- **SET OF TASKS**
1: In the triangle solution, what area does it find for triangle ADE?
2: Which angle equalities does the triangle solution use to show that triangle ADE is similar to triangle ABC? List every one.
3: Copy the stretch of the triangle solution from "D and E are" through "ABC   (Alternate interior angles)".

══ PASSAGE

D and E are points on side AB and AC of ∆ABC. DE is parallel to BC. If AD:DB = 1:2 and area of ∆ABC is 45 sq cm, what is the area (in sq cm) of quadrilateral BDEC?

It is given that AD : DB = 1 : 2

Let AD = 1 cm and DB = 2 cm

Let area of $$\triangle$$ ADE = $$x$$ sq cm

In $$\triangle$$ ADE and $$\triangle$$ ABC

$$\angle$$ DAE = $$\angle$$ BAC  (common)

$$\angle$$ ADE = $$\angle$$ ABC   (Alternate interior angles)

$$\angle$$ AED = $$\angle$$ ACB    (Alternate interior angles)

=> $$\triangle$$ ADE $$\sim$$ $$\triangle$$ ABC

=> Ratio of Area of $$\triangle$$ ADE : Area of $$\triangle$$ ABC = Ratio of square of corresponding sides = $$(AD)^2$$ : $$(AB)^2$$

= $$\frac{(1)^2}{(1 + 2)^2} = \frac{x}{(45)}$$

=> $$\frac{x}{45} = \frac{1}{9}$$

=> $$x=\frac{45}{9}=5$$

$$\therefore$$ Area of quadrilateral BDEC = ar($$\triangle$$ ABC) - ar($$\triangle$$ ADE)

= $$45-5=40$$ $$cm^2$$

=> Ans - (B)

════
══ INFORMATION SUPPLIED

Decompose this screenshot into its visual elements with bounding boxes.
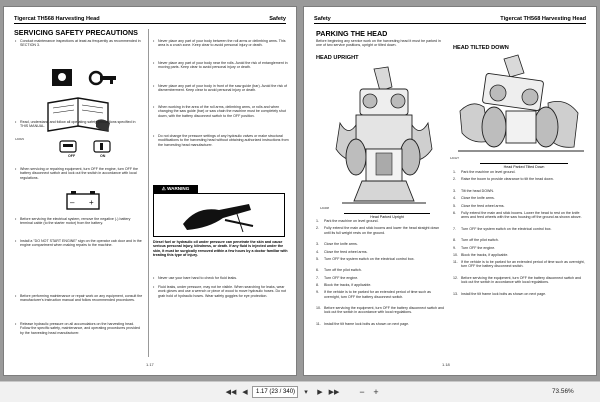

════

- **EXPECTED RESPONSES**
1: 5 sq cm

2:
∠DAE = ∠BAC (common)
∠ADE = ∠ABC (alternate interior angles)
∠AED = ∠ACB (alternate interior angles)

3:
D and E are points on side AB and AC of ∆ABC. DE is parallel to BC. If AD:DB = 1:2 and area of ∆ABC is 45 sq cm, what is the area (in sq cm) of quadrilateral BDEC?

It is given that AD : DB = 1 : 2

Let AD = 1 cm and DB = 2 cm

Let area of $$\triangle$$ ADE = $$x$$ sq cm

In $$\triangle$$ ADE and $$\triangle$$ ABC

$$\angle$$ DAE = $$\angle$$ BAC  (common)

$$\angle$$ ADE = $$\angle$$ ABC   (Alternate interior angles)